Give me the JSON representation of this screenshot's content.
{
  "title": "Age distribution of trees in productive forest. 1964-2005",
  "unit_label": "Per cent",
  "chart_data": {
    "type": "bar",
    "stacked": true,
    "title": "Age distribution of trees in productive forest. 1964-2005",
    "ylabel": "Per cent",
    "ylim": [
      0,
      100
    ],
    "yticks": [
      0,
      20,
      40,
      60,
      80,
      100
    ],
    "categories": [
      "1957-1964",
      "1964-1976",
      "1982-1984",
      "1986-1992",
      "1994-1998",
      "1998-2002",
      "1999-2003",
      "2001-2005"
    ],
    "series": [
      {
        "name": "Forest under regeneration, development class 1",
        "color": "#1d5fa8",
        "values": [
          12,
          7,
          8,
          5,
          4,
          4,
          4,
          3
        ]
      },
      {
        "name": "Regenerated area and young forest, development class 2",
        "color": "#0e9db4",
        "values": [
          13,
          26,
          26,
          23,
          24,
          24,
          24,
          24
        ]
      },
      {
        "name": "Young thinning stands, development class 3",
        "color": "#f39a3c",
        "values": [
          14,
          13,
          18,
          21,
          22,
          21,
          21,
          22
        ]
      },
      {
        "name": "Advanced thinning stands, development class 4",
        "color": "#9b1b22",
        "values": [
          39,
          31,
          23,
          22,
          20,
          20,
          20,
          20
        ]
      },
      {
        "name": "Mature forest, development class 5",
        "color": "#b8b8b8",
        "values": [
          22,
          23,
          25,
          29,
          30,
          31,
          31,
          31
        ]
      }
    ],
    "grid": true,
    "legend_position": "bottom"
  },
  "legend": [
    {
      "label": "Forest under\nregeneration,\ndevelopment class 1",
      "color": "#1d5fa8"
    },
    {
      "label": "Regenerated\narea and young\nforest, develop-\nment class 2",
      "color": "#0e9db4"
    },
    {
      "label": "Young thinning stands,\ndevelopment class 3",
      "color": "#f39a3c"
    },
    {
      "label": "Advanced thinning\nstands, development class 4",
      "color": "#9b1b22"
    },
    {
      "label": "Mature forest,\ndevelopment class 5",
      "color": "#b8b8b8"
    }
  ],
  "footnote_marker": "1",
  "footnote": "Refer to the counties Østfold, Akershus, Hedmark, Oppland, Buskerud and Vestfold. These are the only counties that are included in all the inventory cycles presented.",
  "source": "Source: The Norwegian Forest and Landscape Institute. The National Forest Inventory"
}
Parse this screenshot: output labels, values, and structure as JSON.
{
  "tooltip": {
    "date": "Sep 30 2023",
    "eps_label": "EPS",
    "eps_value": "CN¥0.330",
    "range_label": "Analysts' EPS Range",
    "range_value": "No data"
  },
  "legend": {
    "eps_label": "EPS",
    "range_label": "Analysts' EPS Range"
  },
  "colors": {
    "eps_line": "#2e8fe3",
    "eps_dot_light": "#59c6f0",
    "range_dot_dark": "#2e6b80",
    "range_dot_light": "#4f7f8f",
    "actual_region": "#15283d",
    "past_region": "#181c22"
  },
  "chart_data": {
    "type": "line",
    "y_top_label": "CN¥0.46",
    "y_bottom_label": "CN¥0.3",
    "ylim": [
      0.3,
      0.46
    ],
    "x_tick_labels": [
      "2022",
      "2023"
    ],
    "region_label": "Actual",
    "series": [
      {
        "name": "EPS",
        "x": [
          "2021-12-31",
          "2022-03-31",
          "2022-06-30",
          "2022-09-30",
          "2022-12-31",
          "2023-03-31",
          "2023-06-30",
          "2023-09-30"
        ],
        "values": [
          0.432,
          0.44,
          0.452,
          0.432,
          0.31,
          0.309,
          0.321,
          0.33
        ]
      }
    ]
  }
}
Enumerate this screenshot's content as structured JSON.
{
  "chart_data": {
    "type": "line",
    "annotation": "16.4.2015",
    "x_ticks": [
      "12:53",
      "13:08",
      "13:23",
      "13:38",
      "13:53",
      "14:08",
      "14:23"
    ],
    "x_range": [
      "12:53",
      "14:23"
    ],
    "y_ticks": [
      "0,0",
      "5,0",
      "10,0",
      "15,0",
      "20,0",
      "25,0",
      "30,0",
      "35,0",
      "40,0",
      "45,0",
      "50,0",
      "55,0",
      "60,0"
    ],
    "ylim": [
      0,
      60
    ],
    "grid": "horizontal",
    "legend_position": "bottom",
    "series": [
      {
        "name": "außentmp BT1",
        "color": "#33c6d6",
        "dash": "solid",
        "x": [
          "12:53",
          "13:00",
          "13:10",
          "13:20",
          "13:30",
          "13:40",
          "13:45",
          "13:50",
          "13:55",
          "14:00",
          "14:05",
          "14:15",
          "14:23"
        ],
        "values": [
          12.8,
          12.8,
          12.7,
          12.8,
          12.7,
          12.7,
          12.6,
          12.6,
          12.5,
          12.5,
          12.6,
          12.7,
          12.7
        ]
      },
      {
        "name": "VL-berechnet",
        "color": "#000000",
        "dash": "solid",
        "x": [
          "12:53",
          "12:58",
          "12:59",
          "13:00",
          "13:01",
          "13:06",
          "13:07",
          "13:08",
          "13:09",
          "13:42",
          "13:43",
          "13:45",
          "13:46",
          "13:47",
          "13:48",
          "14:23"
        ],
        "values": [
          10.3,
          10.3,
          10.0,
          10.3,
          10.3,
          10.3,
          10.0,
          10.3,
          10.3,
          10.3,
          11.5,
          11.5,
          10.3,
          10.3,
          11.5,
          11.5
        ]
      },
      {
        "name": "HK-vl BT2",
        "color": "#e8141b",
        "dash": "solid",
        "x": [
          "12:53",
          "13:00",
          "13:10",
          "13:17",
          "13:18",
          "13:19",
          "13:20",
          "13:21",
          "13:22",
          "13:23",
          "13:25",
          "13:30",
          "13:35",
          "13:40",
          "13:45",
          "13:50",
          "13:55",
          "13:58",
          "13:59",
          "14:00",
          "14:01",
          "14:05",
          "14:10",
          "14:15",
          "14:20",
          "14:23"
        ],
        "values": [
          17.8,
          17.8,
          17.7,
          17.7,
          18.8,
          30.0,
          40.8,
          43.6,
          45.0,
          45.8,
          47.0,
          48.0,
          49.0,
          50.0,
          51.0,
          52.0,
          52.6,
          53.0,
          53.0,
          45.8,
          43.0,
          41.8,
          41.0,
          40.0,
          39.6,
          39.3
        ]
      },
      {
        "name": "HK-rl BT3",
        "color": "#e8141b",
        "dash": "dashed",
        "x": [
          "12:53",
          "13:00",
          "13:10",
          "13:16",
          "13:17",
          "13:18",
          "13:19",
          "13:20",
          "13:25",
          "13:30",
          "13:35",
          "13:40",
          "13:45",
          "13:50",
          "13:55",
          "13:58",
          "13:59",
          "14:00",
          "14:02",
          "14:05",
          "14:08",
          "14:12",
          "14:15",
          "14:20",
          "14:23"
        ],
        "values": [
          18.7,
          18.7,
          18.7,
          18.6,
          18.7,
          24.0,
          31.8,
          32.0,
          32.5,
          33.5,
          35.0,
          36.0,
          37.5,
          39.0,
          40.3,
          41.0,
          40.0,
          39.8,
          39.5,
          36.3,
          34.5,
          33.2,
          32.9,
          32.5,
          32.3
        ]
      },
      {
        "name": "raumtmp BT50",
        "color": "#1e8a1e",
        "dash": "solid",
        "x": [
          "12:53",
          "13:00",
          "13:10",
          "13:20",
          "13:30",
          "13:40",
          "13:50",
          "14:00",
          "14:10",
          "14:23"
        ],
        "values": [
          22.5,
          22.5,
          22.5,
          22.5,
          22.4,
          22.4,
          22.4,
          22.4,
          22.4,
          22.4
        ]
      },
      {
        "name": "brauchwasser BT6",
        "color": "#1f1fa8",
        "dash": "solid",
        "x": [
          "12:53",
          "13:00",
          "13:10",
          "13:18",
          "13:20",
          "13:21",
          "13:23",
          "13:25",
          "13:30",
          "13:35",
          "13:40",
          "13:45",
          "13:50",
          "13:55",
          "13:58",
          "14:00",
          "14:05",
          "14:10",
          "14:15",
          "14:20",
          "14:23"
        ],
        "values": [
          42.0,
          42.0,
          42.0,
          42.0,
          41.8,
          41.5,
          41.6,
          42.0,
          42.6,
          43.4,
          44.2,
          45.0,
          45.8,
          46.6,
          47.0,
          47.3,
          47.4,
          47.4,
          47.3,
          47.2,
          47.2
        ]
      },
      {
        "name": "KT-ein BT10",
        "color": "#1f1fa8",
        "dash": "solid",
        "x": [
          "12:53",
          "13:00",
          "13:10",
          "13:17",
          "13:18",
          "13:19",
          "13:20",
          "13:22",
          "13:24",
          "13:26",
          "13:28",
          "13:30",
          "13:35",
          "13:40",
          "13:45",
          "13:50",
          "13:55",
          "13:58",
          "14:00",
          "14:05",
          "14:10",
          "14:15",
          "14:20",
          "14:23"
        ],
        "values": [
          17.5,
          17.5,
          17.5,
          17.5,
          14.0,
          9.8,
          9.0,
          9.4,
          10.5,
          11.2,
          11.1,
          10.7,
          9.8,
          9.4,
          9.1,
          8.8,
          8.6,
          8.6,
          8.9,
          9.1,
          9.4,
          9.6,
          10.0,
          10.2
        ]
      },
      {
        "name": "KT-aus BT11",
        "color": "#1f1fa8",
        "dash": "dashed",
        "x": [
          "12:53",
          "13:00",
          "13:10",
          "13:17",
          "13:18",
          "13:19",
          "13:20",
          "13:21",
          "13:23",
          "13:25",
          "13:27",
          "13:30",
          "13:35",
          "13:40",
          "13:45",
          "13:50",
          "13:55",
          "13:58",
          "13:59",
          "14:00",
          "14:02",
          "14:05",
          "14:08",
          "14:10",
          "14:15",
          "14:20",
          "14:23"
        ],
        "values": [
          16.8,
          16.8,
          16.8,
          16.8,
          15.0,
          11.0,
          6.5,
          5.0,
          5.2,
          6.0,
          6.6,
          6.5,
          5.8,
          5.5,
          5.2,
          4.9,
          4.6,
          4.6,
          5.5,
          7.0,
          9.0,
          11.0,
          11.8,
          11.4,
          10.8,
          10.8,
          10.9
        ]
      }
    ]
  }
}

• • • •

Exercise instructions: Show, from the listing above, each line that contains the word "trees".

Task answer:
  "title": "Age distribution of trees in productive forest. 1964-2005",
    "title": "Age distribution of trees in productive forest. 1964-2005",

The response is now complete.